* [INSTRUCTION 1]:
Reproduce the passage on the US waiver of sanctions on Iranian oil exports word for word.

···

Multiple official reports in the last hour confirm that the US Treasury has activated a 60‑day general license waiving sanctions on Iranian oil, gas and petrochemical exports, currently effective through 21 August 2026, with explicit signaling that it can be extended as long as negotiations advance toward a final nuclear deal. Senior officials (Treasury Secretary Bessent and VP Vance) are publicly framing this as part of a broader package: return of IAEA inspectors to Iran and a mechanism to keep the Strait of Hormuz open.

On the supply side, this effectively legalizes a large share of flows that were previously ‘grey’ and discounted. Iran is already exporting an estimated 1.5–1.8 mb/d under sanctions; the waiver removes insurance, shipping and payment frictions and should allow both higher volumes and a narrowing of discounts to benchmarks. In the 60‑day window, incremental exports could reasonably rise by 0.3–0.7 mb/d as more mainstream buyers (notably in Asia) step in and as floating storage is drawn down. The formal inclusion of gas and petrochemicals also improves Iran’s condensate and LPG monetization, marginally easing tightness in those markets.

The second impact channel is risk premium. The explicit US–Iran understanding on IAEA access and keeping Hormuz open reduces tail risk of sudden supply outages from military confrontation in the Gulf. Given how much of the current Brent structure embeds geopolitical risk (Iran–Israel–Lebanon, Houthi activity, US election uncertainty), this is a meaningful bearish shock to flat price and time spreads. A 2–5% downward adjustment in Brent and WTI over the next sessions is plausible, with pressure on Dubai benchmarks and on Middle Eastern grades that compete directly with Iranian barrels. Urals and other discounted sour crudes may see weaker differentials as refiners rebalance toward newly legitimate Iranian supplies.

···

* [INSTRUCTION 2]:
Copy the records below exactly, starting at their first line and ending with the line that contains "heatmap-cell — [206, 417, 215, 425]", both lines included. Copy only those lines.

···

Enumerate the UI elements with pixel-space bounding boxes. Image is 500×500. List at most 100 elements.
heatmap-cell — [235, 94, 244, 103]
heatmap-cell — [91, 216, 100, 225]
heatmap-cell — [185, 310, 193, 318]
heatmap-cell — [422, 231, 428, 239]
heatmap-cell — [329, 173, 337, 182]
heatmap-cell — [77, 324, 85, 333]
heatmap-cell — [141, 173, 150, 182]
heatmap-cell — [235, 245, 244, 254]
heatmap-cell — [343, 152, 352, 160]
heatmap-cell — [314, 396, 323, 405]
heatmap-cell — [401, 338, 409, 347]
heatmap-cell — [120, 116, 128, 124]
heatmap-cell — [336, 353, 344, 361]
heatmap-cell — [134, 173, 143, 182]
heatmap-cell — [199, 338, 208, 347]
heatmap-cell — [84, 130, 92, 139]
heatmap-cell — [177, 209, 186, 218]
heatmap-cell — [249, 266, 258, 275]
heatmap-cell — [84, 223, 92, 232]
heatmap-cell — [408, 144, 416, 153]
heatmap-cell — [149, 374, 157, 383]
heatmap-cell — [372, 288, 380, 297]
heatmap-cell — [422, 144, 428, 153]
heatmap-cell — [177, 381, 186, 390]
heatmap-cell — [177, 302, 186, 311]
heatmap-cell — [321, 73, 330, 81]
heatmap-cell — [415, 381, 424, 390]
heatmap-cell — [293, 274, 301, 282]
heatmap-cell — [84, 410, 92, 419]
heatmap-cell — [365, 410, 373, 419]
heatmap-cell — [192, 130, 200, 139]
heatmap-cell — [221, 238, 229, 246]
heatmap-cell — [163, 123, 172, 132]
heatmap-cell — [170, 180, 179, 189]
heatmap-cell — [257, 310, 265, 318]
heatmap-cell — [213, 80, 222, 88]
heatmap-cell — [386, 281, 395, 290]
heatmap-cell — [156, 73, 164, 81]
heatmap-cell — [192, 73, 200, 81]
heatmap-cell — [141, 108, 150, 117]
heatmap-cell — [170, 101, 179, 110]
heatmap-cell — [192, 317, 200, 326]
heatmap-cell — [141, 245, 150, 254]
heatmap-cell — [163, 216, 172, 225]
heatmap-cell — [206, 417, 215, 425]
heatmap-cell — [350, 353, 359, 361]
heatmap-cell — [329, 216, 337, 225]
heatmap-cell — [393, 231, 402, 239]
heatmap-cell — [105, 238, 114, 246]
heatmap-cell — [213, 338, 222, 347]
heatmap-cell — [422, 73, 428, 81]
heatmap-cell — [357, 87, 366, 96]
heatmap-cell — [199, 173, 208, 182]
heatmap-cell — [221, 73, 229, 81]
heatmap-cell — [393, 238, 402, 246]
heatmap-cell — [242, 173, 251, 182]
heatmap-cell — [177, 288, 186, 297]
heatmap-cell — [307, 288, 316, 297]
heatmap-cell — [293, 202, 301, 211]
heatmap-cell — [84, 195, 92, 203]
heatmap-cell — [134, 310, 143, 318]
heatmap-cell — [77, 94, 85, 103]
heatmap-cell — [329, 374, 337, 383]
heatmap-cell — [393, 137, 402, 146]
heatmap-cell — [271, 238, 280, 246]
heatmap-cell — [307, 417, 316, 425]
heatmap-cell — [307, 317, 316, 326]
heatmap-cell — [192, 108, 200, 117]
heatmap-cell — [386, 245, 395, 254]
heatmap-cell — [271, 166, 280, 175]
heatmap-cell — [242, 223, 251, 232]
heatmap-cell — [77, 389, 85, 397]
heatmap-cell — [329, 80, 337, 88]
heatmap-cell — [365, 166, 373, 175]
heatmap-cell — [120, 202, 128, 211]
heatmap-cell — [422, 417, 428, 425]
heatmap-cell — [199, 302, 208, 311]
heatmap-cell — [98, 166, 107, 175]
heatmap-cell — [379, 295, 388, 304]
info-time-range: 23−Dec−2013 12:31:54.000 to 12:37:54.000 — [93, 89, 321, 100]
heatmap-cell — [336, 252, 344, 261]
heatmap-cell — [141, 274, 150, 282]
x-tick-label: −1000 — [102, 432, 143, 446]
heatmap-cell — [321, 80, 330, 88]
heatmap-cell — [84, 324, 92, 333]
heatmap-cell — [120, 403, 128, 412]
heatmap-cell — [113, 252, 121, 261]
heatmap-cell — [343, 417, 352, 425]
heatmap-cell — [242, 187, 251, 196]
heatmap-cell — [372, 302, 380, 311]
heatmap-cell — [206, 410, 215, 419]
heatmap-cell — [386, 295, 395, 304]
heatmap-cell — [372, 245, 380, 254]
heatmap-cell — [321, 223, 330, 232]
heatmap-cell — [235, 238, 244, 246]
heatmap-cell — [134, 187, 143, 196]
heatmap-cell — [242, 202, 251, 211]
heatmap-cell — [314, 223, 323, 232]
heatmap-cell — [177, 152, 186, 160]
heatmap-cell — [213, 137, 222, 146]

···

* [FINISHED ANSWER 1]:
Multiple official reports in the last hour confirm that the US Treasury has activated a 60‑day general license waiving sanctions on Iranian oil, gas and petrochemical exports, currently effective through 21 August 2026, with explicit signaling that it can be extended as long as negotiations advance toward a final nuclear deal. Senior officials (Treasury Secretary Bessent and VP Vance) are publicly framing this as part of a broader package: return of IAEA inspectors to Iran and a mechanism to keep the Strait of Hormuz open.

On the supply side, this effectively legalizes a large share of flows that were previously ‘grey’ and discounted. Iran is already exporting an estimated 1.5–1.8 mb/d under sanctions; the waiver removes insurance, shipping and payment frictions and should allow both higher volumes and a narrowing of discounts to benchmarks. In the 60‑day window, incremental exports could reasonably rise by 0.3–0.7 mb/d as more mainstream buyers (notably in Asia) step in and as floating storage is drawn down. The formal inclusion of gas and petrochemicals also improves Iran’s condensate and LPG monetization, marginally easing tightness in those markets.

The second impact channel is risk premium. The explicit US–Iran understanding on IAEA access and keeping Hormuz open reduces tail risk of sudden supply outages from military confrontation in the Gulf. Given how much of the current Brent structure embeds geopolitical risk (Iran–Israel–Lebanon, Houthi activity, US election uncertainty), this is a meaningful bearish shock to flat price and time spreads. A 2–5% downward adjustment in Brent and WTI over the next sessions is plausible, with pressure on Dubai benchmarks and on Middle Eastern grades that compete directly with Iranian barrels. Urals and other discounted sour crudes may see weaker differentials as refiners rebalance toward newly legitimate Iranian supplies.

* [FINISHED ANSWER 2]:
Enumerate the UI elements with pixel-space bounding boxes. Image is 500×500. List at most 100 elements.
heatmap-cell — [235, 94, 244, 103]
heatmap-cell — [91, 216, 100, 225]
heatmap-cell — [185, 310, 193, 318]
heatmap-cell — [422, 231, 428, 239]
heatmap-cell — [329, 173, 337, 182]
heatmap-cell — [77, 324, 85, 333]
heatmap-cell — [141, 173, 150, 182]
heatmap-cell — [235, 245, 244, 254]
heatmap-cell — [343, 152, 352, 160]
heatmap-cell — [314, 396, 323, 405]
heatmap-cell — [401, 338, 409, 347]
heatmap-cell — [120, 116, 128, 124]
heatmap-cell — [336, 353, 344, 361]
heatmap-cell — [134, 173, 143, 182]
heatmap-cell — [199, 338, 208, 347]
heatmap-cell — [84, 130, 92, 139]
heatmap-cell — [177, 209, 186, 218]
heatmap-cell — [249, 266, 258, 275]
heatmap-cell — [84, 223, 92, 232]
heatmap-cell — [408, 144, 416, 153]
heatmap-cell — [149, 374, 157, 383]
heatmap-cell — [372, 288, 380, 297]
heatmap-cell — [422, 144, 428, 153]
heatmap-cell — [177, 381, 186, 390]
heatmap-cell — [177, 302, 186, 311]
heatmap-cell — [321, 73, 330, 81]
heatmap-cell — [415, 381, 424, 390]
heatmap-cell — [293, 274, 301, 282]
heatmap-cell — [84, 410, 92, 419]
heatmap-cell — [365, 410, 373, 419]
heatmap-cell — [192, 130, 200, 139]
heatmap-cell — [221, 238, 229, 246]
heatmap-cell — [163, 123, 172, 132]
heatmap-cell — [170, 180, 179, 189]
heatmap-cell — [257, 310, 265, 318]
heatmap-cell — [213, 80, 222, 88]
heatmap-cell — [386, 281, 395, 290]
heatmap-cell — [156, 73, 164, 81]
heatmap-cell — [192, 73, 200, 81]
heatmap-cell — [141, 108, 150, 117]
heatmap-cell — [170, 101, 179, 110]
heatmap-cell — [192, 317, 200, 326]
heatmap-cell — [141, 245, 150, 254]
heatmap-cell — [163, 216, 172, 225]
heatmap-cell — [206, 417, 215, 425]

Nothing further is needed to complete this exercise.